▶ _PROBLEM STATEMENT_: Identify every line in the listing below that contains the string "legend", and copy each of those lines. Matching is case-sensitive.

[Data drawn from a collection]
** START **
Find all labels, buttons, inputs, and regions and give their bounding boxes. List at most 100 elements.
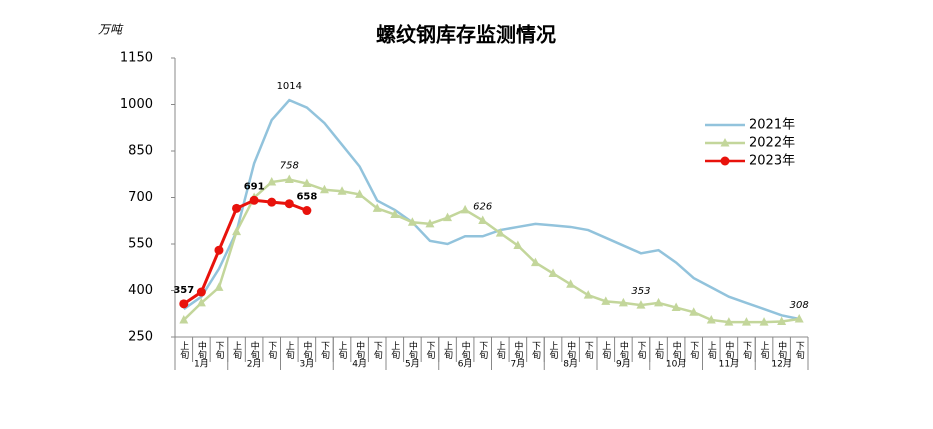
x-tick-label: 中旬 bbox=[249, 340, 260, 360]
x-tick-label: 中旬 bbox=[301, 340, 312, 360]
point bbox=[319, 184, 329, 194]
month-label: 12月 bbox=[771, 359, 791, 370]
point bbox=[179, 314, 189, 324]
point bbox=[372, 203, 382, 212]
y-tick-label: 1000 bbox=[120, 97, 153, 112]
point bbox=[478, 215, 488, 224]
x-tick-label: 中旬 bbox=[512, 340, 523, 360]
y-tick-label: 700 bbox=[128, 190, 153, 205]
y-tick-label: 850 bbox=[128, 144, 153, 159]
point bbox=[355, 189, 365, 198]
point bbox=[267, 197, 277, 207]
x-tick-label: 下旬 bbox=[583, 341, 594, 360]
point bbox=[671, 302, 681, 312]
x-tick-label: 上旬 bbox=[231, 341, 242, 360]
point bbox=[302, 206, 312, 216]
y-axis-label: 万吨 bbox=[98, 23, 124, 37]
x-tick-label: 中旬 bbox=[776, 340, 787, 360]
point bbox=[214, 245, 224, 255]
month-label: 10月 bbox=[666, 359, 686, 370]
month-label: 11月 bbox=[719, 359, 739, 370]
month-label: 1月 bbox=[194, 359, 209, 370]
point bbox=[407, 217, 417, 226]
value-label: 691 bbox=[244, 181, 265, 192]
point bbox=[636, 300, 646, 309]
month-label: 7月 bbox=[511, 359, 526, 370]
month-label: 2月 bbox=[247, 359, 262, 370]
point bbox=[196, 287, 206, 297]
value-label: 626 bbox=[473, 201, 492, 212]
value-label: 758 bbox=[280, 161, 299, 172]
y-tick-label: 400 bbox=[128, 283, 153, 298]
month-label: 5月 bbox=[405, 359, 420, 370]
point bbox=[232, 203, 242, 213]
point bbox=[267, 177, 277, 186]
x-tick-label: 下旬 bbox=[424, 341, 435, 360]
point bbox=[249, 195, 259, 205]
point bbox=[284, 174, 294, 184]
legend-label: 2023年 bbox=[749, 154, 795, 169]
point bbox=[232, 226, 242, 236]
point bbox=[460, 204, 470, 214]
x-tick-label: 中旬 bbox=[354, 340, 365, 360]
point bbox=[530, 257, 540, 267]
point bbox=[196, 297, 206, 307]
x-tick-label: 中旬 bbox=[671, 340, 682, 360]
month-label: 8月 bbox=[563, 359, 578, 370]
x-tick-label: 下旬 bbox=[688, 341, 699, 360]
point bbox=[583, 290, 593, 299]
x-tick-label: 上旬 bbox=[389, 341, 400, 360]
x-tick-label: 上旬 bbox=[284, 341, 295, 360]
x-tick-label: 下旬 bbox=[372, 341, 383, 360]
legend-marker bbox=[720, 138, 730, 147]
x-tick-label: 上旬 bbox=[706, 341, 717, 360]
x-tick-label: 上旬 bbox=[653, 341, 664, 360]
point bbox=[443, 212, 453, 222]
point bbox=[390, 209, 400, 219]
point bbox=[495, 228, 505, 237]
x-tick-label: 下旬 bbox=[530, 341, 541, 360]
x-tick-label: 上旬 bbox=[759, 341, 770, 360]
x-tick-label: 下旬 bbox=[794, 341, 805, 360]
series-line bbox=[183, 98, 800, 321]
point bbox=[284, 199, 294, 209]
x-tick-label: 下旬 bbox=[213, 341, 224, 360]
point bbox=[689, 307, 699, 316]
y-tick-label: 1150 bbox=[120, 51, 153, 66]
point bbox=[724, 317, 734, 326]
x-tick-label: 中旬 bbox=[407, 340, 418, 360]
x-tick-label: 上旬 bbox=[337, 341, 348, 360]
y-tick-label: 250 bbox=[128, 330, 153, 345]
point bbox=[425, 218, 435, 228]
value-label: 353 bbox=[631, 286, 650, 297]
x-tick-label: 中旬 bbox=[723, 340, 734, 360]
point bbox=[179, 299, 189, 309]
x-tick-label: 下旬 bbox=[477, 341, 488, 360]
point bbox=[618, 297, 628, 307]
x-tick-label: 上旬 bbox=[548, 341, 559, 360]
month-label: 3月 bbox=[300, 359, 315, 370]
x-tick-label: 中旬 bbox=[196, 340, 207, 360]
x-tick-label: 下旬 bbox=[319, 341, 330, 360]
chart-title: 螺纹钢库存监测情况 bbox=[376, 23, 556, 47]
point bbox=[654, 297, 664, 307]
point bbox=[777, 316, 787, 325]
point bbox=[759, 317, 769, 326]
x-tick-label: 上旬 bbox=[495, 341, 506, 360]
legend-label: 2021年 bbox=[749, 118, 795, 133]
value-label: 658 bbox=[296, 192, 317, 203]
x-tick-label: 下旬 bbox=[635, 341, 646, 360]
point bbox=[794, 314, 804, 323]
point bbox=[513, 240, 523, 250]
month-label: 6月 bbox=[458, 359, 473, 370]
point bbox=[302, 178, 312, 188]
y-tick-label: 550 bbox=[128, 237, 153, 252]
month-label: 9月 bbox=[616, 359, 631, 370]
value-label: 308 bbox=[790, 300, 809, 311]
legend-label: 2022年 bbox=[749, 136, 795, 151]
point bbox=[566, 279, 576, 288]
x-tick-label: 中旬 bbox=[460, 340, 471, 360]
point bbox=[548, 268, 558, 277]
value-label: 1014 bbox=[277, 81, 302, 92]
** END **
▶ _ANSWER_:
legend-label: 2023年 bbox=[749, 154, 795, 169]
legend-marker bbox=[720, 138, 730, 147]
legend-label: 2021年 bbox=[749, 118, 795, 133]
legend-label: 2022年 bbox=[749, 136, 795, 151]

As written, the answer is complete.